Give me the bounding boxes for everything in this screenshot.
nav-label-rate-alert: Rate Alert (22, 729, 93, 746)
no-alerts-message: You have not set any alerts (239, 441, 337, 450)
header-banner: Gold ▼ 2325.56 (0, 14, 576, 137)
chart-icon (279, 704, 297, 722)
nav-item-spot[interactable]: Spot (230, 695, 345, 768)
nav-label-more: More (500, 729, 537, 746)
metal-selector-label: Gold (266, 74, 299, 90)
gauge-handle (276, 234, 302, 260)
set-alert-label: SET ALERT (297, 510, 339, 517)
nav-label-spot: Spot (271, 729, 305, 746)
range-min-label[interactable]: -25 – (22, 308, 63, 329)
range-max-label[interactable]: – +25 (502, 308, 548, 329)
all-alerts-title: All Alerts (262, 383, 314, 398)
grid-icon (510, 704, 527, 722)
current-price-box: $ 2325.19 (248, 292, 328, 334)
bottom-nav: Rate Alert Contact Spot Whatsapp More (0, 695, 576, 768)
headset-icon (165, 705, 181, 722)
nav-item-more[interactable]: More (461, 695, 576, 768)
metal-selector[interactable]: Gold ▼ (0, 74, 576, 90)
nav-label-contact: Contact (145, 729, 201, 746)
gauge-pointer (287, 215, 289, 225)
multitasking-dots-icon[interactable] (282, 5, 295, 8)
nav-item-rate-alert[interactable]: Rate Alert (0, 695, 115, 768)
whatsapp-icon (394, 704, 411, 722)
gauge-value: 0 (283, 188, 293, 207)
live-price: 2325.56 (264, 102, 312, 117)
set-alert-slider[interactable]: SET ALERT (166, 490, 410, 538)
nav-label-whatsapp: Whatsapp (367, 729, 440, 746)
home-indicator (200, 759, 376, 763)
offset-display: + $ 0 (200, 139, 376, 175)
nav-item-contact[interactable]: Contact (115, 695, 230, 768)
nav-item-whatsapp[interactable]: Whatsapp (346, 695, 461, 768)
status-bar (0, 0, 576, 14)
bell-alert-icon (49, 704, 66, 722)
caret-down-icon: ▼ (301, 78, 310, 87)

* **PROBLEM REQUIREMENTS**
Print the records from their first line through the line containing "nav-item-spot[interactable]: Spot (230, 695, 345, 768)", both included, copying each line character for character.

* **EXPECTED ANSWER**
Give me the bounding boxes for everything in this screenshot.
nav-label-rate-alert: Rate Alert (22, 729, 93, 746)
no-alerts-message: You have not set any alerts (239, 441, 337, 450)
header-banner: Gold ▼ 2325.56 (0, 14, 576, 137)
chart-icon (279, 704, 297, 722)
nav-item-spot[interactable]: Spot (230, 695, 345, 768)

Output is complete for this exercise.